--- Start of GIVEN RECORDS ---

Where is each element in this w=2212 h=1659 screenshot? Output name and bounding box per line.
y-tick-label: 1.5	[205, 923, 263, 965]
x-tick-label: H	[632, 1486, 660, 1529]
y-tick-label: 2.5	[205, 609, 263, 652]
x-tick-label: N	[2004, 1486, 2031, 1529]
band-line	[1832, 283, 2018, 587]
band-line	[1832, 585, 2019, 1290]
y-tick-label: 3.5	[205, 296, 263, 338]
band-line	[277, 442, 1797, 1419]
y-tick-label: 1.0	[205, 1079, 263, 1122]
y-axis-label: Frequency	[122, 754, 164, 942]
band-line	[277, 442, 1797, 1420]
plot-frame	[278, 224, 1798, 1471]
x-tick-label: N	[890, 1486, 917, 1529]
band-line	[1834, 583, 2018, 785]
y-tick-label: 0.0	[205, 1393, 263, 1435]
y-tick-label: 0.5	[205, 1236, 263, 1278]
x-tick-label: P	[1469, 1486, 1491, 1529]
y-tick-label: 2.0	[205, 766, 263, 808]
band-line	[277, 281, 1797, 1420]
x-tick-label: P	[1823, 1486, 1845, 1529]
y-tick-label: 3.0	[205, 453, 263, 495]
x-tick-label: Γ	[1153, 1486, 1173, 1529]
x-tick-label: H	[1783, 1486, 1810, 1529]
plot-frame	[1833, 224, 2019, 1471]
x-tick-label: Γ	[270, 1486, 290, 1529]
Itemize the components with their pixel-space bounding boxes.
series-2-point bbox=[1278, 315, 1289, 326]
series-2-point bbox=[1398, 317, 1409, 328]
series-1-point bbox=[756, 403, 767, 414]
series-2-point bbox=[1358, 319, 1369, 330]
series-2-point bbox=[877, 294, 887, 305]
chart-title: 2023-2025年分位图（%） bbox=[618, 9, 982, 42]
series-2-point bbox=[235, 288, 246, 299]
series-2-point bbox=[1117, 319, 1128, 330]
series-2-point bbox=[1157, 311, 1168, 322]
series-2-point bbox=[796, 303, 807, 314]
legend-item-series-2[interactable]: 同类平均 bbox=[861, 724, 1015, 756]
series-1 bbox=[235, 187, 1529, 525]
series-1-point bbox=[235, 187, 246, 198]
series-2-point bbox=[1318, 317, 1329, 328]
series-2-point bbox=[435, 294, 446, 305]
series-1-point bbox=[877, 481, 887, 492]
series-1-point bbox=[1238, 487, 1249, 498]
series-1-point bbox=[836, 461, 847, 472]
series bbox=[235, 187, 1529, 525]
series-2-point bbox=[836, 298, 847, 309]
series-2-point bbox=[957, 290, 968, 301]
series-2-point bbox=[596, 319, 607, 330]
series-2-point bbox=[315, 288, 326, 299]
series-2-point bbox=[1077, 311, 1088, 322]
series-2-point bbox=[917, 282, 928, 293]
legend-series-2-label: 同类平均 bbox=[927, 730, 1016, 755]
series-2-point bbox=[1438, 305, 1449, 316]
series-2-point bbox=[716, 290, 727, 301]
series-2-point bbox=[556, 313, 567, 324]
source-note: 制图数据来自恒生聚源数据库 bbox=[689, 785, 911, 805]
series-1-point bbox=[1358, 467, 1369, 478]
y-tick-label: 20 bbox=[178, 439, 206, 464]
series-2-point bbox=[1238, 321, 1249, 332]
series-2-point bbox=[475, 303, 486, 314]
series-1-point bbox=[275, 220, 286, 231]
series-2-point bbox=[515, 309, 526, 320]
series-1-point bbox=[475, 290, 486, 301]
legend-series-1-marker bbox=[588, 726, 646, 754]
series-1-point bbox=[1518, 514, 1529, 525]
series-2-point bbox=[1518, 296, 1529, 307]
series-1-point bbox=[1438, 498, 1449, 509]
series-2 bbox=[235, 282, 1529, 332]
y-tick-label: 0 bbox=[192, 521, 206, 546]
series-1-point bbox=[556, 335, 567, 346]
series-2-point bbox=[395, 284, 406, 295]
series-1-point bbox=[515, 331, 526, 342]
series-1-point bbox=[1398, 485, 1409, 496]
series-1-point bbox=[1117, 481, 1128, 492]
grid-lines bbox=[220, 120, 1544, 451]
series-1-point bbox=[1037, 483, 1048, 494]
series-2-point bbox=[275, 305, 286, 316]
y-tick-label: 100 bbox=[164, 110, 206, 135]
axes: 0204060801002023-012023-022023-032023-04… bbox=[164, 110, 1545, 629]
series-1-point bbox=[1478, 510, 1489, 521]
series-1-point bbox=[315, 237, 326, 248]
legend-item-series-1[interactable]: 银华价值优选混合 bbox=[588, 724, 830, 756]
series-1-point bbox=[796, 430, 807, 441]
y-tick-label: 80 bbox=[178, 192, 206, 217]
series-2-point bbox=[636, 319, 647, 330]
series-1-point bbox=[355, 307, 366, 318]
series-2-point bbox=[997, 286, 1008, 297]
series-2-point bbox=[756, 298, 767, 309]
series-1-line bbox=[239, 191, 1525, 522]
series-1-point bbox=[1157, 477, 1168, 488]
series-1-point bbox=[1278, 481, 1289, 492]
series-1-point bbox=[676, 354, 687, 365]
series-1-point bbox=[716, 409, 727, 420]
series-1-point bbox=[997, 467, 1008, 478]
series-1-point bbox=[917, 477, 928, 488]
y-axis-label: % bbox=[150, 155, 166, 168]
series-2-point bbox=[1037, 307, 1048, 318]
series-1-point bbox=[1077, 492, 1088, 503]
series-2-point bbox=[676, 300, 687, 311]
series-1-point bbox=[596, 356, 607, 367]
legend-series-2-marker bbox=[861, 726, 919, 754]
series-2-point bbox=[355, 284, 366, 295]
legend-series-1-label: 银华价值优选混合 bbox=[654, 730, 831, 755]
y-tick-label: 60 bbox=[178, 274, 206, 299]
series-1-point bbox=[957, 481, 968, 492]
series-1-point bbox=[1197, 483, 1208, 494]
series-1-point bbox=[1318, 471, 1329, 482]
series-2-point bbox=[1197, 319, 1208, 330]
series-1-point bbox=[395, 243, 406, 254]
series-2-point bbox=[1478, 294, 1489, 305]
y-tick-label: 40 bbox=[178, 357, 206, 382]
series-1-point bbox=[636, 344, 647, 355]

--- End of GIVEN RECORDS ---

Copy every line of each listing above word for word, with no changes.

Where is each element in this w=2212 h=1659 screenshot? Output name and bounding box per line.
y-tick-label: 1.5	[205, 923, 263, 965]
x-tick-label: H	[632, 1486, 660, 1529]
y-tick-label: 2.5	[205, 609, 263, 652]
x-tick-label: N	[2004, 1486, 2031, 1529]
band-line	[1832, 283, 2018, 587]
band-line	[1832, 585, 2019, 1290]
y-tick-label: 3.5	[205, 296, 263, 338]
band-line	[277, 442, 1797, 1419]
y-tick-label: 1.0	[205, 1079, 263, 1122]
y-axis-label: Frequency	[122, 754, 164, 942]
band-line	[277, 442, 1797, 1420]
plot-frame	[278, 224, 1798, 1471]
x-tick-label: N	[890, 1486, 917, 1529]
band-line	[1834, 583, 2018, 785]
y-tick-label: 0.0	[205, 1393, 263, 1435]
y-tick-label: 0.5	[205, 1236, 263, 1278]
x-tick-label: P	[1469, 1486, 1491, 1529]
y-tick-label: 2.0	[205, 766, 263, 808]
band-line	[277, 281, 1797, 1420]
x-tick-label: P	[1823, 1486, 1845, 1529]
y-tick-label: 3.0	[205, 453, 263, 495]
x-tick-label: Γ	[1153, 1486, 1173, 1529]
x-tick-label: H	[1783, 1486, 1810, 1529]
plot-frame	[1833, 224, 2019, 1471]
x-tick-label: Γ	[270, 1486, 290, 1529]
Itemize the components with their pixel-space bounding boxes.
series-2-point bbox=[1278, 315, 1289, 326]
series-2-point bbox=[1398, 317, 1409, 328]
series-1-point bbox=[756, 403, 767, 414]
series-2-point bbox=[1358, 319, 1369, 330]
series-2-point bbox=[877, 294, 887, 305]
chart-title: 2023-2025年分位图（%） bbox=[618, 9, 982, 42]
series-2-point bbox=[235, 288, 246, 299]
series-2-point bbox=[1117, 319, 1128, 330]
series-2-point bbox=[1157, 311, 1168, 322]
series-2-point bbox=[796, 303, 807, 314]
legend-item-series-2[interactable]: 同类平均 bbox=[861, 724, 1015, 756]
series-1 bbox=[235, 187, 1529, 525]
series-1-point bbox=[235, 187, 246, 198]
series-2-point bbox=[1318, 317, 1329, 328]
series-2-point bbox=[435, 294, 446, 305]
series-1-point bbox=[877, 481, 887, 492]
series-1-point bbox=[1238, 487, 1249, 498]
series-1-point bbox=[836, 461, 847, 472]
series bbox=[235, 187, 1529, 525]
series-2-point bbox=[836, 298, 847, 309]
series-2-point bbox=[957, 290, 968, 301]
series-2-point bbox=[596, 319, 607, 330]
series-2-point bbox=[315, 288, 326, 299]
series-2-point bbox=[1077, 311, 1088, 322]
series-2-point bbox=[917, 282, 928, 293]
legend-series-2-label: 同类平均 bbox=[927, 730, 1016, 755]
series-2-point bbox=[1438, 305, 1449, 316]
series-2-point bbox=[716, 290, 727, 301]
series-2-point bbox=[556, 313, 567, 324]
source-note: 制图数据来自恒生聚源数据库 bbox=[689, 785, 911, 805]
series-1-point bbox=[1358, 467, 1369, 478]
y-tick-label: 20 bbox=[178, 439, 206, 464]
series-2-point bbox=[1238, 321, 1249, 332]
series-2-point bbox=[475, 303, 486, 314]
series-1-point bbox=[275, 220, 286, 231]
series-2-point bbox=[515, 309, 526, 320]
series-1-point bbox=[475, 290, 486, 301]
legend-series-1-marker bbox=[588, 726, 646, 754]
series-1-point bbox=[1518, 514, 1529, 525]
series-2-point bbox=[1518, 296, 1529, 307]
series-1-point bbox=[1438, 498, 1449, 509]
series-2 bbox=[235, 282, 1529, 332]
y-tick-label: 0 bbox=[192, 521, 206, 546]
series-1-point bbox=[556, 335, 567, 346]
series-2-point bbox=[395, 284, 406, 295]
series-1-point bbox=[515, 331, 526, 342]
series-1-point bbox=[1398, 485, 1409, 496]
series-1-point bbox=[1117, 481, 1128, 492]
grid-lines bbox=[220, 120, 1544, 451]
series-1-point bbox=[1037, 483, 1048, 494]
series-2-point bbox=[275, 305, 286, 316]
y-tick-label: 100 bbox=[164, 110, 206, 135]
axes: 0204060801002023-012023-022023-032023-04… bbox=[164, 110, 1545, 629]
series-1-point bbox=[1478, 510, 1489, 521]
series-1-point bbox=[315, 237, 326, 248]
legend-item-series-1[interactable]: 银华价值优选混合 bbox=[588, 724, 830, 756]
series-1-point bbox=[796, 430, 807, 441]
y-tick-label: 80 bbox=[178, 192, 206, 217]
series-2-point bbox=[636, 319, 647, 330]
series-1-point bbox=[355, 307, 366, 318]
series-2-point bbox=[997, 286, 1008, 297]
series-2-point bbox=[756, 298, 767, 309]
series-1-line bbox=[239, 191, 1525, 522]
series-1-point bbox=[1157, 477, 1168, 488]
series-1-point bbox=[1278, 481, 1289, 492]
series-1-point bbox=[676, 354, 687, 365]
series-1-point bbox=[716, 409, 727, 420]
series-1-point bbox=[997, 467, 1008, 478]
series-1-point bbox=[917, 477, 928, 488]
y-axis-label: % bbox=[150, 155, 166, 168]
series-2-point bbox=[1037, 307, 1048, 318]
series-1-point bbox=[1077, 492, 1088, 503]
series-2-point bbox=[676, 300, 687, 311]
series-1-point bbox=[596, 356, 607, 367]
legend-series-2-marker bbox=[861, 726, 919, 754]
series-2-point bbox=[355, 284, 366, 295]
legend-series-1-label: 银华价值优选混合 bbox=[654, 730, 831, 755]
y-tick-label: 60 bbox=[178, 274, 206, 299]
series-1-point bbox=[957, 481, 968, 492]
series-1-point bbox=[1197, 483, 1208, 494]
series-1-point bbox=[1318, 471, 1329, 482]
series-2-point bbox=[1197, 319, 1208, 330]
series-1-point bbox=[395, 243, 406, 254]
series-2-point bbox=[1478, 294, 1489, 305]
y-tick-label: 40 bbox=[178, 357, 206, 382]
series-1-point bbox=[636, 344, 647, 355]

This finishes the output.